# Texto base
#####

Las catástrofes, hasta que ocurren, nos parecen imposibles. Dice el lenguaje común: “¿Cómo es posible que tal cosa ocurra?” Sin embargo, de repente ocurre lo imposible. Pero si ocurre, ¡es que era posible! Esa contradicción en la que vivimos dificulta la reflexión acerca de la prevención. ¿Cómo vamos a prevenir algo que nos parece que no puede ocurrir? Y si el futuro es impredecible, ¿cómo vamos a prepararnos contra una amenaza desconocida?
El arte nos ofrece una posible solución a ese enigma. El artista, al traer al mundo su obra, crea, en un mismo ejercicio, algo real, y su posibilidad. Pero, hasta su creación, esa obra no era posible, y sólo lo deviene de forma retrospectiva: Que haya sido posible sólo se verifica cuando existe: hasta hoy no era posible, pero a partir de mañana siempre habrá sido posible.

#####

# Enunciado
Transcribe íntegro el texto sobre las catástrofes y lo posible, sin cambiar nada.

# Datos del listado
#####

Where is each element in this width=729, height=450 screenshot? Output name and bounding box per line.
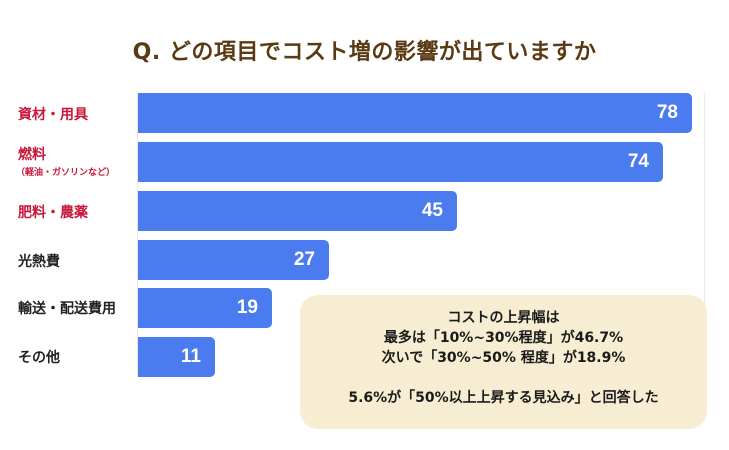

#####

# Solución
Las catástrofes, hasta que ocurren, nos parecen imposibles. Dice el lenguaje común: “¿Cómo es posible que tal cosa ocurra?” Sin embargo, de repente ocurre lo imposible. Pero si ocurre, ¡es que era posible! Esa contradicción en la que vivimos dificulta la reflexión acerca de la prevención. ¿Cómo vamos a prevenir algo que nos parece que no puede ocurrir? Y si el futuro es impredecible, ¿cómo vamos a prepararnos contra una amenaza desconocida?
El arte nos ofrece una posible solución a ese enigma. El artista, al traer al mundo su obra, crea, en un mismo ejercicio, algo real, y su posibilidad. Pero, hasta su creación, esa obra no era posible, y sólo lo deviene de forma retrospectiva: Que haya sido posible sólo se verifica cuando existe: hasta hoy no era posible, pero a partir de mañana siempre habrá sido posible.